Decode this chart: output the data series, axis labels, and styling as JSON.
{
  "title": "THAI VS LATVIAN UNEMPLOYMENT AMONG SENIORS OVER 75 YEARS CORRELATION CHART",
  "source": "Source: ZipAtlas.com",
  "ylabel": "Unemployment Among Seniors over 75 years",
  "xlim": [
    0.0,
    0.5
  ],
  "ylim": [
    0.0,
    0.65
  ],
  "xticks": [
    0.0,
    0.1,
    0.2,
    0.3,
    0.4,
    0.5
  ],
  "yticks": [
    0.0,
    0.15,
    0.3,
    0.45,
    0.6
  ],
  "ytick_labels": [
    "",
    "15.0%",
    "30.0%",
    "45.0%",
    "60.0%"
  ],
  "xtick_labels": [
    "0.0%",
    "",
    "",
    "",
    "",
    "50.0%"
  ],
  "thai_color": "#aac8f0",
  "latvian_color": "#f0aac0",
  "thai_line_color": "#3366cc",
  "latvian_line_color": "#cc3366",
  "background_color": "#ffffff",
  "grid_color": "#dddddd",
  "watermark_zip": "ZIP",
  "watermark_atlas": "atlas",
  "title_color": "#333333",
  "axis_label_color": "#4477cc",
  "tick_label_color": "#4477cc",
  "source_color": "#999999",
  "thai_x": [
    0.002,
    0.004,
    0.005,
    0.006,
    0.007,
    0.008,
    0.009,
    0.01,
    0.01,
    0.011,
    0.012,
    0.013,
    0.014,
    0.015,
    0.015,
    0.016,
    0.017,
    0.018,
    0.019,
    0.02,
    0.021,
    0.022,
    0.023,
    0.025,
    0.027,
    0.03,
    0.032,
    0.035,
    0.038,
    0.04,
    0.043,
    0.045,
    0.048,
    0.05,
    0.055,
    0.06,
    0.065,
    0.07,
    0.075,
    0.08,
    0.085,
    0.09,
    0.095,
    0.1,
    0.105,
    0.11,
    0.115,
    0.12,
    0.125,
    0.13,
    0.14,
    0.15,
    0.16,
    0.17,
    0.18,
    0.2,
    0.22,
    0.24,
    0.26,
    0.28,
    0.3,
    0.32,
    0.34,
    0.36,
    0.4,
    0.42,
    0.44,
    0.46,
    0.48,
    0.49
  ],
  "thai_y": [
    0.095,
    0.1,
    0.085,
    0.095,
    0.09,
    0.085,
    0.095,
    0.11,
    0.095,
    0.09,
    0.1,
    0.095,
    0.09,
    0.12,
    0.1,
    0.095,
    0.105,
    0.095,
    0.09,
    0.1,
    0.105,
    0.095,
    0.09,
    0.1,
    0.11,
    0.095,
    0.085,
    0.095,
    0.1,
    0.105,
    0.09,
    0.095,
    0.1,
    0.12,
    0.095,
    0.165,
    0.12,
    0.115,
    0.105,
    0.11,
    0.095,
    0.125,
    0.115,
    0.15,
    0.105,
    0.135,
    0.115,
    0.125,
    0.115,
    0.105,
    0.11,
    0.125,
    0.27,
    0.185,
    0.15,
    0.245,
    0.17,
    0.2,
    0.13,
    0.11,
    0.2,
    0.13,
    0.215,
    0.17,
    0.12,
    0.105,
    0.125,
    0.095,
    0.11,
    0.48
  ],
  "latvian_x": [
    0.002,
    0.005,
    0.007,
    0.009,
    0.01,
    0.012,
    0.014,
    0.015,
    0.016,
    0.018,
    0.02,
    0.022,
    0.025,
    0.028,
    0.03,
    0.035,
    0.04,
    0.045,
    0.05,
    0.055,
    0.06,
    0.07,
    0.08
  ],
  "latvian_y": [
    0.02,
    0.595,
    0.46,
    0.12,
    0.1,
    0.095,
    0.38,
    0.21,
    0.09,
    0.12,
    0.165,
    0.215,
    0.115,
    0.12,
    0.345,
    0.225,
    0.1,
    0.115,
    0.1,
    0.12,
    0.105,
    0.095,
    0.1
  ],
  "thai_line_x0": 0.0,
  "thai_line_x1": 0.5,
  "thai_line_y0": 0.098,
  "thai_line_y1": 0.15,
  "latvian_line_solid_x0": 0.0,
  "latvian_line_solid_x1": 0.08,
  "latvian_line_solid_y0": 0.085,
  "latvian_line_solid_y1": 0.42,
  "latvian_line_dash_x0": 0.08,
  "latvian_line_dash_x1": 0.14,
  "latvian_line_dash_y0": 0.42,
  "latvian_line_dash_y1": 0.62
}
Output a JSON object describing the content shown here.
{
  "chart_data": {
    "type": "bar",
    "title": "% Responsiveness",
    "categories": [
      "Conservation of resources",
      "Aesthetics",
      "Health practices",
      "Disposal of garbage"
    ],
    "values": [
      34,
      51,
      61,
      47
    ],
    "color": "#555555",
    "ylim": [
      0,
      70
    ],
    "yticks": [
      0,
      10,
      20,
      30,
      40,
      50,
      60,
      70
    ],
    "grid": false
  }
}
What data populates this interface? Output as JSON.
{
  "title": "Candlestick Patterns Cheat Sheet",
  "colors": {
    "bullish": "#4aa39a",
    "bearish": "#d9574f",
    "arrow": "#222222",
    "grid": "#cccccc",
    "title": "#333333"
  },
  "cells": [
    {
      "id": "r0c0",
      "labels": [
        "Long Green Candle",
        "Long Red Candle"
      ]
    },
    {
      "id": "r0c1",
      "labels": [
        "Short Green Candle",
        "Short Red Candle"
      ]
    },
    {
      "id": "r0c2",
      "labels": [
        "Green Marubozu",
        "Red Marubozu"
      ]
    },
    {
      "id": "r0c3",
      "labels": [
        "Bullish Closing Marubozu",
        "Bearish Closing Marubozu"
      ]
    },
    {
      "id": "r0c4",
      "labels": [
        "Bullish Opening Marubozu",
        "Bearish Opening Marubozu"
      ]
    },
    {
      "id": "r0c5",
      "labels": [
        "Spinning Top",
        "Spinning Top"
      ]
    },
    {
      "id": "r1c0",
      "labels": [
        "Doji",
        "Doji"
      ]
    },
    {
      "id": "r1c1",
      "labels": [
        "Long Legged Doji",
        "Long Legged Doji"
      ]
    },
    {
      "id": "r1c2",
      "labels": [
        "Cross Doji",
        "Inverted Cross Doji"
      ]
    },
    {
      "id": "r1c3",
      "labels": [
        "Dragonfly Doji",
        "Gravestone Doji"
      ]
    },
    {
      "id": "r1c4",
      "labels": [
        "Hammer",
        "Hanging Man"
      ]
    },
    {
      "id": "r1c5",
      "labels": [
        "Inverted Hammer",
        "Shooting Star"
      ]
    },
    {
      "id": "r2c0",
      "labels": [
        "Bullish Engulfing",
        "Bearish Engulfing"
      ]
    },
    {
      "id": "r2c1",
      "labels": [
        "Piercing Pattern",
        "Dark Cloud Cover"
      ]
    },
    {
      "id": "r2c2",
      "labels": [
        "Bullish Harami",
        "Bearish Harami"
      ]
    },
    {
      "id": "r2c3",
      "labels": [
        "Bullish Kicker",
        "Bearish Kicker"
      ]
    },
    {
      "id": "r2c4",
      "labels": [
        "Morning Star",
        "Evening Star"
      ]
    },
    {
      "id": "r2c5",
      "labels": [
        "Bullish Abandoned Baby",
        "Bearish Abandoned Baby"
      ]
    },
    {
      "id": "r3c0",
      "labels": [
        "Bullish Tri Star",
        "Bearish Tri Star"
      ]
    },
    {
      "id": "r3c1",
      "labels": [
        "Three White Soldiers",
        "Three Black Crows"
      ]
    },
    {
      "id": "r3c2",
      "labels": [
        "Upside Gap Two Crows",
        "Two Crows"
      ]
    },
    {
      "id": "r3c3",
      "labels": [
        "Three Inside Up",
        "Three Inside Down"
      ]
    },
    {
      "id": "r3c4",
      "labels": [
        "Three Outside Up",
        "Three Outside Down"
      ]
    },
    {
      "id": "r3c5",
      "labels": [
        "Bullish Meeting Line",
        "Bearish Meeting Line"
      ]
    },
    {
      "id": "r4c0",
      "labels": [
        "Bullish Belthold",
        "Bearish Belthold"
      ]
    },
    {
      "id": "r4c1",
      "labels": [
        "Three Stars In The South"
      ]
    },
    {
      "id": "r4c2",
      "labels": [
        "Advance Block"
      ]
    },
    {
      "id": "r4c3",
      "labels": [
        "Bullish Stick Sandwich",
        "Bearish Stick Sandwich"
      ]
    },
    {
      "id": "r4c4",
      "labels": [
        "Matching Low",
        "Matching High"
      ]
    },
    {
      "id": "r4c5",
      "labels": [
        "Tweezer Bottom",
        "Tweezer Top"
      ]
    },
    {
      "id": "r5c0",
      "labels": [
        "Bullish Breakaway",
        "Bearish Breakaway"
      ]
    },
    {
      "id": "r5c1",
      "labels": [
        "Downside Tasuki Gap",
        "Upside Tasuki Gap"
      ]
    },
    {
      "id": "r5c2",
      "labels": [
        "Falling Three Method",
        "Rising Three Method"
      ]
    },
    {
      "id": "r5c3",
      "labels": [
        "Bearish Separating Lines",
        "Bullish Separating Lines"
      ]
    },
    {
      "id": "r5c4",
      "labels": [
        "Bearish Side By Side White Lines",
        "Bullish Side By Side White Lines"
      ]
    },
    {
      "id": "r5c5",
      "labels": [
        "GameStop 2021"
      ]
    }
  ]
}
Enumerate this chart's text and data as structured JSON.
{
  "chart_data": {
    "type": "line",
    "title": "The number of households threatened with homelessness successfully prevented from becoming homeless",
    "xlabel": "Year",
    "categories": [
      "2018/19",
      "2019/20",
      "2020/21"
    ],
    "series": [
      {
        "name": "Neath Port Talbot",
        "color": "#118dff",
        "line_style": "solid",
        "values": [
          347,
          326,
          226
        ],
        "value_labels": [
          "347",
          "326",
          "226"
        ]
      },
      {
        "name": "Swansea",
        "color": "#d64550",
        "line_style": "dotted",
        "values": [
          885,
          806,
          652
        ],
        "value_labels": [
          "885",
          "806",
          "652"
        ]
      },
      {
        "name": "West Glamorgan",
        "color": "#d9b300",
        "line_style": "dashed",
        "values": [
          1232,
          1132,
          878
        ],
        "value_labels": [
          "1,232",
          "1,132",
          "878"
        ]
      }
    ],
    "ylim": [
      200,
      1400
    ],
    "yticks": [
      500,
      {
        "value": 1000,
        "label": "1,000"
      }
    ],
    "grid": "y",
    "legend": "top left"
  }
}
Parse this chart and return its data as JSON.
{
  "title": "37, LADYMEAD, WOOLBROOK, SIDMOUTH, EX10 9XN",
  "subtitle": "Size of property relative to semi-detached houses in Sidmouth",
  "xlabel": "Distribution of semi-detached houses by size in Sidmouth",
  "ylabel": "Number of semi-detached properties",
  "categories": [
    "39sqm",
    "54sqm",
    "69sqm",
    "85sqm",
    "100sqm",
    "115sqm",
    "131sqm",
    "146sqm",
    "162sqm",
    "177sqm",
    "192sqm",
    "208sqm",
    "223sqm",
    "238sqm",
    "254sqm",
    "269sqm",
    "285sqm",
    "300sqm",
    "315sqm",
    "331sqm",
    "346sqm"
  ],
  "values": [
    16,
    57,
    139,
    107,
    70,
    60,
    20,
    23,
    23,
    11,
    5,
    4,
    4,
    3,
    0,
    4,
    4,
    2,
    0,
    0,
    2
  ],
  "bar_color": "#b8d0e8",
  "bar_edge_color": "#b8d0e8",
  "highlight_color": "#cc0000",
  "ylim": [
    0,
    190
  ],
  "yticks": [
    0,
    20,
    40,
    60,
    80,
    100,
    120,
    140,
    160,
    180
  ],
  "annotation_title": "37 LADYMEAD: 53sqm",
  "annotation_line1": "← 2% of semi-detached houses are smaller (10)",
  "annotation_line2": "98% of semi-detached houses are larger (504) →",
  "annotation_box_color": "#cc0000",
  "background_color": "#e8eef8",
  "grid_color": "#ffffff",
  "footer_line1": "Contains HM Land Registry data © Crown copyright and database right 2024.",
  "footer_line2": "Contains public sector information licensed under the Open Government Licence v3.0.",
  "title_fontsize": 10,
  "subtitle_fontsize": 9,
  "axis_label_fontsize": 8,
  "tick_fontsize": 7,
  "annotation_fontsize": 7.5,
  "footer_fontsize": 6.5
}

* **What you are asked to do**: Collect each line holding the string "houses".

* **Solved problem**:
  "subtitle": "Size of property relative to semi-detached houses in Sidmouth",
  "xlabel": "Distribution of semi-detached houses by size in Sidmouth",
  "annotation_line1": "← 2% of semi-detached houses are smaller (10)",
  "annotation_line2": "98% of semi-detached houses are larger (504) →",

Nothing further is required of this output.